**TASK BRIEF**:
Go through the material below and copy all lines with "this".

**THE RECORDS**:

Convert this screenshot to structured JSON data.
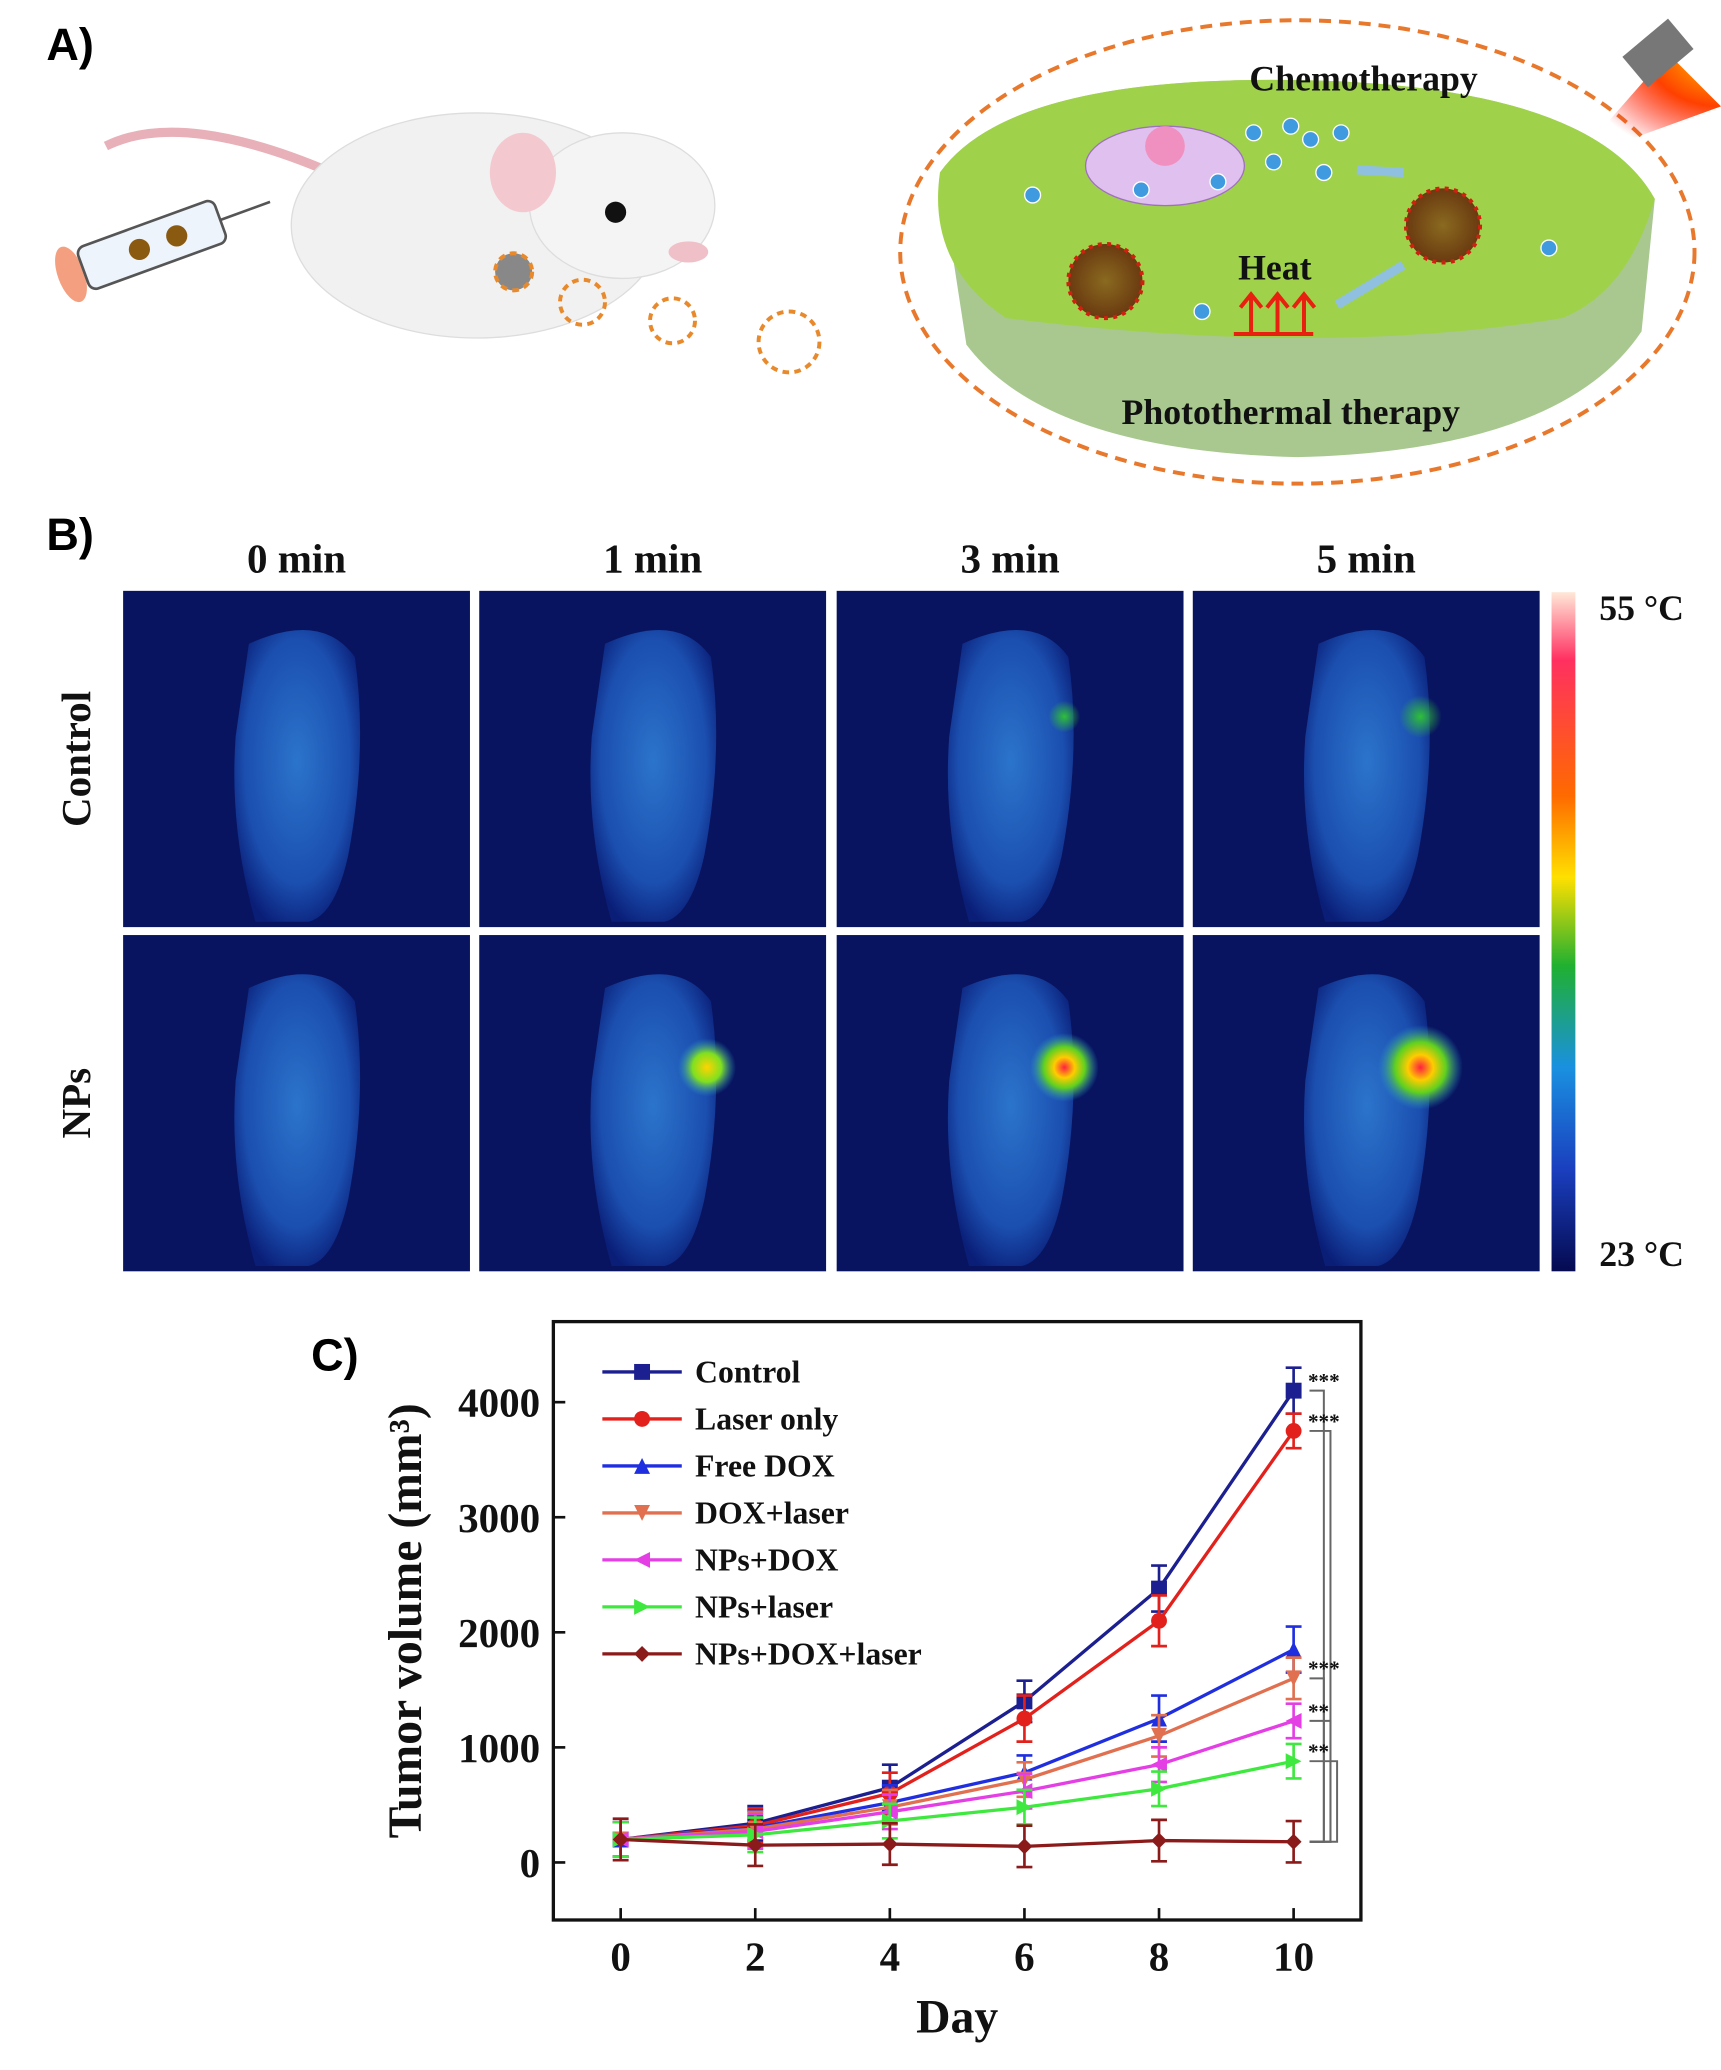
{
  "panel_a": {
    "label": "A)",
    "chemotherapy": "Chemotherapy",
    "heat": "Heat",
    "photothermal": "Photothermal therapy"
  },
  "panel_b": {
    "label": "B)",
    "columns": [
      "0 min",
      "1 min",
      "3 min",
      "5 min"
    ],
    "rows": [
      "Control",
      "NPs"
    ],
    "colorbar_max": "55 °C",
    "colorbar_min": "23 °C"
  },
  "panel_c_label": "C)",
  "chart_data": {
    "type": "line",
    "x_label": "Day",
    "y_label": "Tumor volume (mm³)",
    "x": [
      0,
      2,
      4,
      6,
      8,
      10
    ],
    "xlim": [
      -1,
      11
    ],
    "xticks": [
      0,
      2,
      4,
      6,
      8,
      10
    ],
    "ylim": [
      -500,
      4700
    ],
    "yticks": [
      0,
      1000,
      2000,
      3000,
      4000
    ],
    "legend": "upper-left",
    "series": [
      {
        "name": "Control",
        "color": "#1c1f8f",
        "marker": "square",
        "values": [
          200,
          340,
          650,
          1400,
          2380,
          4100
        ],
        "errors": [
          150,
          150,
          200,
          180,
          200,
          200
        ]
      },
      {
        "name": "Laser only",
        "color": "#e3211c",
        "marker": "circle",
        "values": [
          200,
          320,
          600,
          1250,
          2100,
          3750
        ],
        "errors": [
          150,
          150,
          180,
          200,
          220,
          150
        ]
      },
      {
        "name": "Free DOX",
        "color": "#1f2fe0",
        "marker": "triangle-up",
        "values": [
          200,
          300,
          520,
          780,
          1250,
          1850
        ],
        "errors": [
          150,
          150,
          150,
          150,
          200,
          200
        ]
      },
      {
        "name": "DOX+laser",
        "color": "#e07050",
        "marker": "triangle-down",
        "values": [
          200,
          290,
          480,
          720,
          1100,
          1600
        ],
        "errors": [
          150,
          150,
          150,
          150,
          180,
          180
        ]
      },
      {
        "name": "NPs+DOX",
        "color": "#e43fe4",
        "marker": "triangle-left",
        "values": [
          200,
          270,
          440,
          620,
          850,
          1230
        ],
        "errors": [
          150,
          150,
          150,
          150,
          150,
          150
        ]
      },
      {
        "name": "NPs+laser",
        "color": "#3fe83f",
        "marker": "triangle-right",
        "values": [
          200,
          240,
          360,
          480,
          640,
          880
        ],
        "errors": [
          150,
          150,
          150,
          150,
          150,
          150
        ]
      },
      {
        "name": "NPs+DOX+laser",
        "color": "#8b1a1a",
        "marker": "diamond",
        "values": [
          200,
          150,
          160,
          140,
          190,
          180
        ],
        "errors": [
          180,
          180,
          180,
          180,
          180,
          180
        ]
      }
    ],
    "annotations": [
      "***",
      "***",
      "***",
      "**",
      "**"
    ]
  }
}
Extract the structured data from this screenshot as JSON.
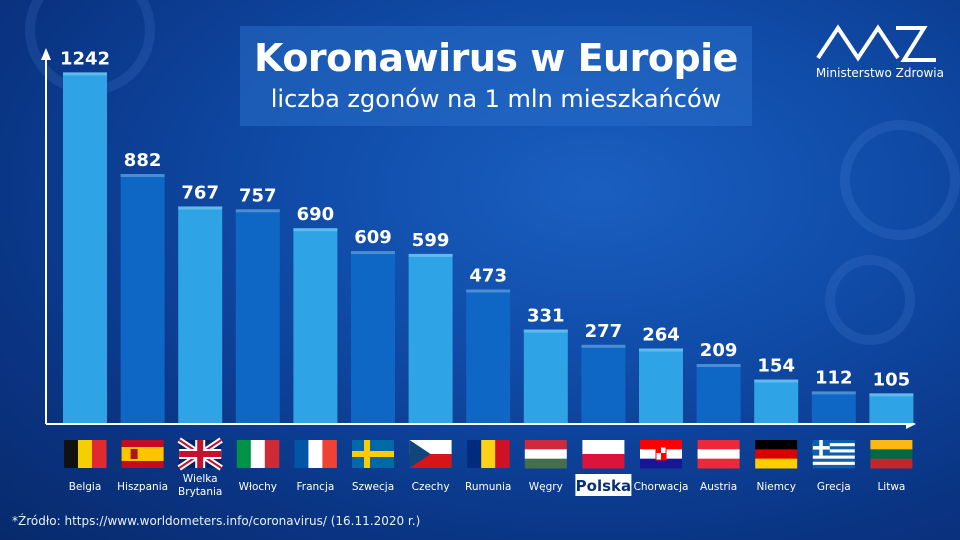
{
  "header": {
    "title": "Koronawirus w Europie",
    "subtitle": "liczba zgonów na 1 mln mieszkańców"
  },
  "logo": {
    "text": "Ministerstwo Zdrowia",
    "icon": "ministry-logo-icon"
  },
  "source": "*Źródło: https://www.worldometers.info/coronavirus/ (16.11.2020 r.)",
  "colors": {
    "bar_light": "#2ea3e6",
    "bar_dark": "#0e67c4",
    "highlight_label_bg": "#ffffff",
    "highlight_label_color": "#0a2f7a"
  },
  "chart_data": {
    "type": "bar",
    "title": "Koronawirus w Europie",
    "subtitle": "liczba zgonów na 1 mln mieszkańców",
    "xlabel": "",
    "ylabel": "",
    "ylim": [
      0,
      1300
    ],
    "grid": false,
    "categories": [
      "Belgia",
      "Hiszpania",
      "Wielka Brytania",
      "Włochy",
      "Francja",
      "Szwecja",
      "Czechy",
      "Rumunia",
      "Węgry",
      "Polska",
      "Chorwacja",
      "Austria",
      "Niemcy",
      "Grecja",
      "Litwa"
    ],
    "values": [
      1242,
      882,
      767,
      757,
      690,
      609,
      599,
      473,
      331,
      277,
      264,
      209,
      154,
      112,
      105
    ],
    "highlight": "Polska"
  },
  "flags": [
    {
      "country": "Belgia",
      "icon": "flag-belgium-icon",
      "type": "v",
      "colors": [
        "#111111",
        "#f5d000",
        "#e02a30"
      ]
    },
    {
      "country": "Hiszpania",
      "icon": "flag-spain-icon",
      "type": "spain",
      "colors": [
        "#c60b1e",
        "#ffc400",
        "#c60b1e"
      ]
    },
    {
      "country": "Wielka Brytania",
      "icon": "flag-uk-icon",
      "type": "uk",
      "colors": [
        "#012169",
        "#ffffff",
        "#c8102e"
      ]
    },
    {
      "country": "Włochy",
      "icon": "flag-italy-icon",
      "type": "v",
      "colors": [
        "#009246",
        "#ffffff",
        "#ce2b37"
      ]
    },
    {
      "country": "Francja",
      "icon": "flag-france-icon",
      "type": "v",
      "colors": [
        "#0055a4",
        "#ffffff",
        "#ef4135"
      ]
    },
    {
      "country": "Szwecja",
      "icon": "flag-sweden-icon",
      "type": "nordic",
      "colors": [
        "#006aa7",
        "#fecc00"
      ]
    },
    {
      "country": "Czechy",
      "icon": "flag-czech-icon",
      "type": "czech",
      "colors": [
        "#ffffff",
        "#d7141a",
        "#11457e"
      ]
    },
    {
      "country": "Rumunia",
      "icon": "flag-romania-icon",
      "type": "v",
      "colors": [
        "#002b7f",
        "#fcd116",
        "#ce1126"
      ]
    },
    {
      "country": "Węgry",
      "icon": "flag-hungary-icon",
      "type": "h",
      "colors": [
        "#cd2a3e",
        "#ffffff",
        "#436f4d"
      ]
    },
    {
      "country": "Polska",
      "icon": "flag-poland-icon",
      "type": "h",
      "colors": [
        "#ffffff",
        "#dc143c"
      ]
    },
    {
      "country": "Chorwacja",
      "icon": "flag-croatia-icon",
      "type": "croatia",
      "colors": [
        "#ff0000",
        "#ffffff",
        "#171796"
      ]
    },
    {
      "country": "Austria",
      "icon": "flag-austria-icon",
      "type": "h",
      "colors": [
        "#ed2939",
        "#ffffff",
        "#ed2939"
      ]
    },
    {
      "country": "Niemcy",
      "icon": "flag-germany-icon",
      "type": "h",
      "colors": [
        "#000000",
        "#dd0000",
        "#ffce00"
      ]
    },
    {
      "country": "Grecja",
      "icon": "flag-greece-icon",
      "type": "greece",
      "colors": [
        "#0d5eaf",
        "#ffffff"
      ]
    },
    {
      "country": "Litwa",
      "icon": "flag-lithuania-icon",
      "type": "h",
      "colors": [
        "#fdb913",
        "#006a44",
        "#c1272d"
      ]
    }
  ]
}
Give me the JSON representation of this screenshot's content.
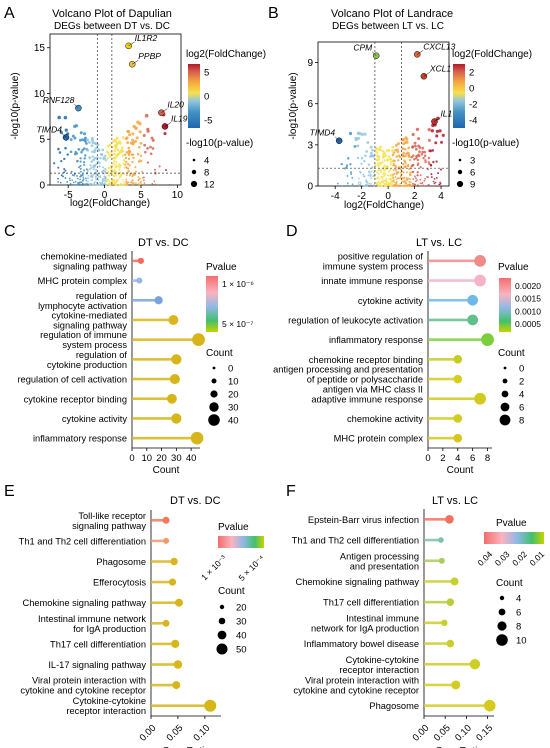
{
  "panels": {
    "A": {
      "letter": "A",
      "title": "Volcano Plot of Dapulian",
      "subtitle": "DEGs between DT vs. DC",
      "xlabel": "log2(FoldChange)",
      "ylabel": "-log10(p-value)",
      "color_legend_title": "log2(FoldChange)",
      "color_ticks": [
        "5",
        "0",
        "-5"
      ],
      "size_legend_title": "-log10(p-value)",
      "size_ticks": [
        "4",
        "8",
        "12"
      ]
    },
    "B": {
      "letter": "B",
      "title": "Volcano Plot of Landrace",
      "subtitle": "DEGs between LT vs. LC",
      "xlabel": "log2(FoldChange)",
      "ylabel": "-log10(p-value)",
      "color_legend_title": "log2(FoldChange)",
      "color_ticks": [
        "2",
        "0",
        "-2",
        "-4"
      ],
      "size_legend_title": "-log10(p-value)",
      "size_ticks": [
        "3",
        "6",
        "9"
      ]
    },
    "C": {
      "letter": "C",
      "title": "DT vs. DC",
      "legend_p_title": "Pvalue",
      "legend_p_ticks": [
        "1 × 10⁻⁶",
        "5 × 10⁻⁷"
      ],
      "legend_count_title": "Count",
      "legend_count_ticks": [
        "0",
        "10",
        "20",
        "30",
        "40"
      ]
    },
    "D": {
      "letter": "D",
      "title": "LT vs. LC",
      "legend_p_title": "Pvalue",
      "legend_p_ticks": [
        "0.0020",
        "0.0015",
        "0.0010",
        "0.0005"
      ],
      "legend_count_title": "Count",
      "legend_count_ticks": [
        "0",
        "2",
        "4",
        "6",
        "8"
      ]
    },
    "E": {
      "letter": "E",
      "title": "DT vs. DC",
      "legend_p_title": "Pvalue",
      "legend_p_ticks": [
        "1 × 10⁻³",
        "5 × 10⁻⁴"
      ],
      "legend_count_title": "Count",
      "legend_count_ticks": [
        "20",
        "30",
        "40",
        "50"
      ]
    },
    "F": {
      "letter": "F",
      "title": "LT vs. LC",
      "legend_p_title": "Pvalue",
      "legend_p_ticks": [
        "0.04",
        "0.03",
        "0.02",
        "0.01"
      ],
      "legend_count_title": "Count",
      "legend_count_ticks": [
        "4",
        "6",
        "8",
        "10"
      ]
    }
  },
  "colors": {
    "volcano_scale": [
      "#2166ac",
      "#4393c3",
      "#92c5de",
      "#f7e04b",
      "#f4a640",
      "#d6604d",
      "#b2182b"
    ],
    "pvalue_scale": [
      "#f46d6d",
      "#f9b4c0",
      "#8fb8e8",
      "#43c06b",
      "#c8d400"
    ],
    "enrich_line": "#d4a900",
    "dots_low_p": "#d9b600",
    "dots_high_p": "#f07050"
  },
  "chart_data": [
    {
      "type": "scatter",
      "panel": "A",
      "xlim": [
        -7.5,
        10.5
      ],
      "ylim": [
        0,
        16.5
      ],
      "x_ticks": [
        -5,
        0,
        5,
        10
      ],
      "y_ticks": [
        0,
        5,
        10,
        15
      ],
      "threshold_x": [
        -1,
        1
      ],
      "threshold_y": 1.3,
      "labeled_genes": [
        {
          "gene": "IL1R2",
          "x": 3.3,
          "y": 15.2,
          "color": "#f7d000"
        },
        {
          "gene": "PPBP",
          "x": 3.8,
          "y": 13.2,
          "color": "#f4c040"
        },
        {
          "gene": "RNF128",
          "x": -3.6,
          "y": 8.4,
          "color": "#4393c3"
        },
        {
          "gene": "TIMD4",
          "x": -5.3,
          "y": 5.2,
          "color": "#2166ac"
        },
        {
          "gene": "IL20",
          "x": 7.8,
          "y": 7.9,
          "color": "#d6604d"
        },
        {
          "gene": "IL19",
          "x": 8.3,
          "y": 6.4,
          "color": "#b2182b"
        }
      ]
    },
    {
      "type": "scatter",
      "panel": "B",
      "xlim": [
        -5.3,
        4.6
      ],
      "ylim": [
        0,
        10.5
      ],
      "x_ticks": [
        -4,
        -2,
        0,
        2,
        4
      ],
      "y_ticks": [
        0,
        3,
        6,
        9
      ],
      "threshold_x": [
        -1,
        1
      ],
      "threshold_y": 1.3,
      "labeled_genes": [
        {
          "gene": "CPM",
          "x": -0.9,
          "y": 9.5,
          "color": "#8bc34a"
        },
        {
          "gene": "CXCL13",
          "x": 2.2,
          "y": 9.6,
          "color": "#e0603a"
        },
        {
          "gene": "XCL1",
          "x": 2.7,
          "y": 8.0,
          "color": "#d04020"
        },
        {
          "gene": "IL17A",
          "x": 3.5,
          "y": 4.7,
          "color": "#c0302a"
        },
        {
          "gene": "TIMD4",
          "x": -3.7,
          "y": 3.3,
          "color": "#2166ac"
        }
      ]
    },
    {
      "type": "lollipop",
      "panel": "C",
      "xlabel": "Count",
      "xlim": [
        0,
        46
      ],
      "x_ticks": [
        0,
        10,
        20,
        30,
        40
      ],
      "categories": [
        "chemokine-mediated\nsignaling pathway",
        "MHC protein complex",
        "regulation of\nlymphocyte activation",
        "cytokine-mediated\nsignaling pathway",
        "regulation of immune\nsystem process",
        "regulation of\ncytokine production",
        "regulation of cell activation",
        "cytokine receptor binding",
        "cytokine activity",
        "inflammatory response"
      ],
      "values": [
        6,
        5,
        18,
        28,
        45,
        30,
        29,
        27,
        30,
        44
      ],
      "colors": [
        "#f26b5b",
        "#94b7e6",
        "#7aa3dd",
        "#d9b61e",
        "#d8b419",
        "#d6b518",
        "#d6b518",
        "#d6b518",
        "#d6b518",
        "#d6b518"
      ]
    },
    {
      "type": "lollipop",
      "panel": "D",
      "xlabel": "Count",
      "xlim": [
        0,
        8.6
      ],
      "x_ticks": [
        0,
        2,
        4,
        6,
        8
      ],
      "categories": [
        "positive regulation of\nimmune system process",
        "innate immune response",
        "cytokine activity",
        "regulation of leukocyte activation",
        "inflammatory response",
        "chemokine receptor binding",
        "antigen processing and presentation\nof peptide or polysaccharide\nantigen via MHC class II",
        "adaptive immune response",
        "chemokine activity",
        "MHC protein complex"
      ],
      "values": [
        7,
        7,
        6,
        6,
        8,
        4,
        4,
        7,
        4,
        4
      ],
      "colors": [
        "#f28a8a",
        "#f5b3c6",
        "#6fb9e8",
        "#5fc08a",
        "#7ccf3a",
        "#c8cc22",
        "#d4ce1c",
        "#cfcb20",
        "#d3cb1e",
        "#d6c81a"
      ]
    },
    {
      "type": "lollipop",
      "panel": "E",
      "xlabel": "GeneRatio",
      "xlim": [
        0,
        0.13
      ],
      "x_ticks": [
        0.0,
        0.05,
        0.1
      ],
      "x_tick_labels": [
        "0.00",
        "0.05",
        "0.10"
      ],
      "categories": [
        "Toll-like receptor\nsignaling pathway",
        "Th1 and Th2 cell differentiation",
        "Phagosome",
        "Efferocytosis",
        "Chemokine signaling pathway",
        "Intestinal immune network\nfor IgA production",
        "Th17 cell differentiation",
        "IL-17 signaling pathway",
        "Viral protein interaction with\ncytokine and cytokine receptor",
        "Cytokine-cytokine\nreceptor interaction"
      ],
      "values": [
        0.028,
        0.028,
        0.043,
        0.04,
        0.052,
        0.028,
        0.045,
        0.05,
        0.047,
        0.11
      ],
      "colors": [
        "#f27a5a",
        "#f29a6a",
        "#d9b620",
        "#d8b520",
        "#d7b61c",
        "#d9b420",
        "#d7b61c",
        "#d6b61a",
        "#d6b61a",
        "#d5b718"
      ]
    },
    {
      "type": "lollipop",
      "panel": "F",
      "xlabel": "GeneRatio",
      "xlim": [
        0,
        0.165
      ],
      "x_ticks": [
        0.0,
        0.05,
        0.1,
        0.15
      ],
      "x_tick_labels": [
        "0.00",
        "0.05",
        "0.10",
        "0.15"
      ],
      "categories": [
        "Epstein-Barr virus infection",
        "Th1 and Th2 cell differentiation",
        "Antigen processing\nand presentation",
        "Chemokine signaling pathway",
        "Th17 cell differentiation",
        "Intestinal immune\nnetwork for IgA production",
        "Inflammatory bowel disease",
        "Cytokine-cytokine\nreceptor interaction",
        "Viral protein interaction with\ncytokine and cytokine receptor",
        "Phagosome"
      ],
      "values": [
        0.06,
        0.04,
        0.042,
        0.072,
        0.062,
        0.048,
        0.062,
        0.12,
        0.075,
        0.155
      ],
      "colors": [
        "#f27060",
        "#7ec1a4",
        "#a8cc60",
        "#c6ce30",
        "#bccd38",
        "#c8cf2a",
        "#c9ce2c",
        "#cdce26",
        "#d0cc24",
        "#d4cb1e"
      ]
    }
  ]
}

**RESPONSE**:
Convert this screenshot to structured JSON data.
Extract the structured data from this screenshot as JSON.
Give me the JSON representation of this screenshot's content.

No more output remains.